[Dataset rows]
* * *

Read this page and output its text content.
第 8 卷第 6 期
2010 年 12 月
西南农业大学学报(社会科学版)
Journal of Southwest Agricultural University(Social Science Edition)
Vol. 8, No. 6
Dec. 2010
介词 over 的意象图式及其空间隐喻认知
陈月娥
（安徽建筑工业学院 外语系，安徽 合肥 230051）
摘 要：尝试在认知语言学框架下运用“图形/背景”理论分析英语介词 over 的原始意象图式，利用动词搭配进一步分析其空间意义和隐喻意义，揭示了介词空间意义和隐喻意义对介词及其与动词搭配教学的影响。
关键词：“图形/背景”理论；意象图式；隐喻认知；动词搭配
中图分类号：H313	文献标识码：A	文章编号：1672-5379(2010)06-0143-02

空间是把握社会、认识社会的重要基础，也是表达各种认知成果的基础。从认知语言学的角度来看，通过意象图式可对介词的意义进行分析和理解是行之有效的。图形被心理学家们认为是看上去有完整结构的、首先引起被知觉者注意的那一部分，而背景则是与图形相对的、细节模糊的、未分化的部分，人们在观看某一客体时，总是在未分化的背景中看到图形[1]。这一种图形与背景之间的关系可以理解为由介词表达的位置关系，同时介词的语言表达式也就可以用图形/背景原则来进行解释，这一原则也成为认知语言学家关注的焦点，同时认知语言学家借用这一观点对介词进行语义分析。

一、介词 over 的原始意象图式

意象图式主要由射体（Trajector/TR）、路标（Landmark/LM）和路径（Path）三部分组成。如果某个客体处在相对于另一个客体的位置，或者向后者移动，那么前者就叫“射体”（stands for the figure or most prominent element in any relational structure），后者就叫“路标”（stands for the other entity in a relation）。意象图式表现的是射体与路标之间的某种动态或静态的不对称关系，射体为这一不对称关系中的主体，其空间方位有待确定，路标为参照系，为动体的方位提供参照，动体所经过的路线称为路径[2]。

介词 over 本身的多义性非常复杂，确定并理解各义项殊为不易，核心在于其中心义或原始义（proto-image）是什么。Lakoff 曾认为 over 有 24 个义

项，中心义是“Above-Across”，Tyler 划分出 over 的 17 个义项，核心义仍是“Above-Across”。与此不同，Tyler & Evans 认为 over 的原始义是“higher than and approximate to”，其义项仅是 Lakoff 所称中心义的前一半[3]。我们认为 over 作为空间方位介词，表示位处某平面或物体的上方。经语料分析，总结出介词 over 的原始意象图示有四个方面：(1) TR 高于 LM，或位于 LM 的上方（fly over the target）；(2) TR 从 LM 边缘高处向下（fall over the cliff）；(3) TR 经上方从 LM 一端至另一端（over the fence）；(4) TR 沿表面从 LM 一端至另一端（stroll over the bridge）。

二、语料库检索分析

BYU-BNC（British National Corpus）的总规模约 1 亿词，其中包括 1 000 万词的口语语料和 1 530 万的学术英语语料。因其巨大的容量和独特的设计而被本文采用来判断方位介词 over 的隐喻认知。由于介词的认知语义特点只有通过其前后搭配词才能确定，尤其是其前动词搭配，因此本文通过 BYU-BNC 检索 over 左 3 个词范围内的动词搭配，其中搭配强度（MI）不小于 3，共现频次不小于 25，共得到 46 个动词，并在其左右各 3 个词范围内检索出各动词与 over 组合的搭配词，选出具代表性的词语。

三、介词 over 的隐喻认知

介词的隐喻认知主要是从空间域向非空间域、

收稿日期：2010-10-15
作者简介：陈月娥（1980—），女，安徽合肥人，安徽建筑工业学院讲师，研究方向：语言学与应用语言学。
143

* * *

**Directions:** Which lines above contain the word "的原始意象图式"? Copy each of them.

**Complete response:**
摘 要：尝试在认知语言学框架下运用“图形/背景”理论分析英语介词 over 的原始意象图式，利用动词搭配进一步分析其空间意义和隐喻意义，揭示了介词空间意义和隐喻意义对介词及其与动词搭配教学的影响。
一、介词 over 的原始意象图式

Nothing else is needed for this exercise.